Sunday, February 12, 2012

Mandatory vaccinations for healthcare workers continue to be pushed--and then they will be for everyone

On February 8, a federal government vaccine advisory group (NVAC) made five recommendatios to increase healthcare worker flu vaccinations.  Members have significant conflicts of interest, such as Marie McCormick, who has chaired many IOM committees on vaccine safety and efficacy.  As reported by CIDRAP:
... The NVAC's recommendations urge US hospitals to establish comprehensive infection control programs that include education on how to prevent flu transmission and integrate flu vaccination programs into existing flu prevention and occupational health programs. The recommendations also press federal health officials to continue efforts to standardize methods on how to measure healthcare worker flu vaccination rates.
If those three steps don't push the healthcare worker vaccination levels to the national goal, NVAC suggests that healthcare employers strongly consider mandatory flu vaccination policies. A fifth recommendation calls for new and better flu vaccines...

From NPR
... Consumer and business groups met in Washington Feb 1 to show their support for a recommendation from the National Business Group on Health that hospitals require all health care workers to be vaccinated annually against the flu.
"We believe that patients have the right to assume that health care personnel, themselves, will take all reasonable measures to reduce and avoid transmission of preventable diseases including the flu," said Helen Darling, president and CEO of the NBGH. "I think we, as people, assume that after all, they're our caretakers and we look to them for care and treatment."
-.-.-
● **TASK BRIEF**
Continue the text about mandatory flu vaccination for healthcare workers, starting after its last sentence.

● **DATA**
-.-.-
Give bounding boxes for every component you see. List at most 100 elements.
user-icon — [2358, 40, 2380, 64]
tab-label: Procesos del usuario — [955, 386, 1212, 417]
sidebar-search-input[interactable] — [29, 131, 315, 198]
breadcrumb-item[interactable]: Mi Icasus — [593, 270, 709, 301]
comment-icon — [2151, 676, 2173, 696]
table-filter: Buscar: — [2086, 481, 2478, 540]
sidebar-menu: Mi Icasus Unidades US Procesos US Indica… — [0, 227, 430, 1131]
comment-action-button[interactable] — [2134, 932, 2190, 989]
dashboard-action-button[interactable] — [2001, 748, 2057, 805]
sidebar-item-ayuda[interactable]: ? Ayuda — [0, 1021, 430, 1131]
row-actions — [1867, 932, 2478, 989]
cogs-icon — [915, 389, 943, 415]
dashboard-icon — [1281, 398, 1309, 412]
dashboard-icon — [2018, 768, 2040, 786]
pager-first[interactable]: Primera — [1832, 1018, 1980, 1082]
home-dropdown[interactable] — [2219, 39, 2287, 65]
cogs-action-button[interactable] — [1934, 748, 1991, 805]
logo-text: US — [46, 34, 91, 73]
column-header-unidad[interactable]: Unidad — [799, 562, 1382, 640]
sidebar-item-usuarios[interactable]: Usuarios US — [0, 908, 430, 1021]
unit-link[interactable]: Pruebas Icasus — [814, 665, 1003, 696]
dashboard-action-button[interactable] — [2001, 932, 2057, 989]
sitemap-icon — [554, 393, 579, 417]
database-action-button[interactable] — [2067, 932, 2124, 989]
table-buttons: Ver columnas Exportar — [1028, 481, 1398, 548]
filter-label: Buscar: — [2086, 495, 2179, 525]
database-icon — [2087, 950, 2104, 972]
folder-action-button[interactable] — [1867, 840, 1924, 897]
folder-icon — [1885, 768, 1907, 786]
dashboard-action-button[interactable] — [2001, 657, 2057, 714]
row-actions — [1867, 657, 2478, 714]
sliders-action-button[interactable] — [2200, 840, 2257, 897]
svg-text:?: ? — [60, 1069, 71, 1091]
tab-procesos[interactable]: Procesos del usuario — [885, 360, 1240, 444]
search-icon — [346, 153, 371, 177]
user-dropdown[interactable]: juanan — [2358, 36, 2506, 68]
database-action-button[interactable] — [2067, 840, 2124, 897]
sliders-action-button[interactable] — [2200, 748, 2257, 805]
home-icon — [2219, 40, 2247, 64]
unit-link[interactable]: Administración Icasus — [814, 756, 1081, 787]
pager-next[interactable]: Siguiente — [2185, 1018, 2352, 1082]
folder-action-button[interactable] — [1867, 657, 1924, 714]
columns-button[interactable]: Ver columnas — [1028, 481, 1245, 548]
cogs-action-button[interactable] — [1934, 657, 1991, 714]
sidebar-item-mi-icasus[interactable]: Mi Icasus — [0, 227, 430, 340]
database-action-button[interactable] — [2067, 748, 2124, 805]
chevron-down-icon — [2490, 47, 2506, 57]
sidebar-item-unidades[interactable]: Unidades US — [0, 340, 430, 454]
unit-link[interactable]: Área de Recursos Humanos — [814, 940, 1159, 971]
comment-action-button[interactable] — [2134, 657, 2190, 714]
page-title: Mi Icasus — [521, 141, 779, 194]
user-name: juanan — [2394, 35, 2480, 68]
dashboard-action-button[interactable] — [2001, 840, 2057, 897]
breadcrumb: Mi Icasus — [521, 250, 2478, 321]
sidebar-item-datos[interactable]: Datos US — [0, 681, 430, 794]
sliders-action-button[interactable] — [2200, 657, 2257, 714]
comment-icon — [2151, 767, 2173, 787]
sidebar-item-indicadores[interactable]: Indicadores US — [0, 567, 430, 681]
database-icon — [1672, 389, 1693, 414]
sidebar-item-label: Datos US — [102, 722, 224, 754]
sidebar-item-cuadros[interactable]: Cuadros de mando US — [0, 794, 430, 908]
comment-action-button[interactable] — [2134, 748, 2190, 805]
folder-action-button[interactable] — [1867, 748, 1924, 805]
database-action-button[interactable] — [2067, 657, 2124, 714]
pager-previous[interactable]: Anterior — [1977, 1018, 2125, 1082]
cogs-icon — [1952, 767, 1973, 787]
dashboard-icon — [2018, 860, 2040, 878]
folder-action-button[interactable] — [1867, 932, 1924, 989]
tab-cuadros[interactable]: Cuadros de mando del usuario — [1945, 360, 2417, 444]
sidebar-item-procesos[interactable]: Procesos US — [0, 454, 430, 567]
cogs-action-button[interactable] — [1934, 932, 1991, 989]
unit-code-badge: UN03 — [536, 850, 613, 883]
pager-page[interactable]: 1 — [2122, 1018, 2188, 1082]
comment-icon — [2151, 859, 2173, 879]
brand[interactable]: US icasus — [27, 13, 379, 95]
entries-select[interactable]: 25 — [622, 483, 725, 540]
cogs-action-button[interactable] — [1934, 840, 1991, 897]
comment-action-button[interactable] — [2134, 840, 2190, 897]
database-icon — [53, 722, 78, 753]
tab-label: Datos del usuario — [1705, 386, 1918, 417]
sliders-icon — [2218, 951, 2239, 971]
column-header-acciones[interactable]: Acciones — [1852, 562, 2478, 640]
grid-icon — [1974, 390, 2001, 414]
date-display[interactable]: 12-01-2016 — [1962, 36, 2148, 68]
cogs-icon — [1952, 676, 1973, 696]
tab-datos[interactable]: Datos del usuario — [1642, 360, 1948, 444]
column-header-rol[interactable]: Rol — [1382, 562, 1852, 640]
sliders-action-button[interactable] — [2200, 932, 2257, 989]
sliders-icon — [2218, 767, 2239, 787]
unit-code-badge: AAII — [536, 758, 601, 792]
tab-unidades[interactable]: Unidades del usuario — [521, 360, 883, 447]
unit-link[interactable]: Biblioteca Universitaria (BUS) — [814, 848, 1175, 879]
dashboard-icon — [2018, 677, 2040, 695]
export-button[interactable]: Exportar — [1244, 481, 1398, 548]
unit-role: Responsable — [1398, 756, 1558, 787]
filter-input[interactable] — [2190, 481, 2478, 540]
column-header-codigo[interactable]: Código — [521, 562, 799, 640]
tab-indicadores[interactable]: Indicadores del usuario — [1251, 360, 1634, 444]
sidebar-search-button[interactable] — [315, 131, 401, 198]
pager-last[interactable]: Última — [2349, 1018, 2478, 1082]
-.-.-
● **WRITTEN REPLY**
  The NBGH is a nonprofit representing more than 300 large employers, including 68 of the Fortune 100.   Its statement urged hospitals to "require annual flu vaccination of all employees as a condition of employment unless employees can demonstrate medical contraindications (with physician documentation) or religious objections."
... Among other groups supporting the proposal there were Consumer Reports and the American Hospital Association. Dr. Don Wright, deputy assistant secretary for health care quality at the Department of Health and Human Services, said at the briefing that the agency will be publishing data by next year on hospitals that have vaccinated employees as part of their efforts to reduce hospital-acquired infections.
... Even within the government, there are conflicting views. In a letter to the National Vaccine Program Office last month, Jordan Barab, deputy assistant secretary for the Department of Labor's Occupational Safety and Health Administration, said his organization supports the goal of the HHS' Healthy People 2020 initiative to get 90 percent of health care personnel vaccinated. But "we are troubled that some have tried to convert the goal into a mandate," he wrote.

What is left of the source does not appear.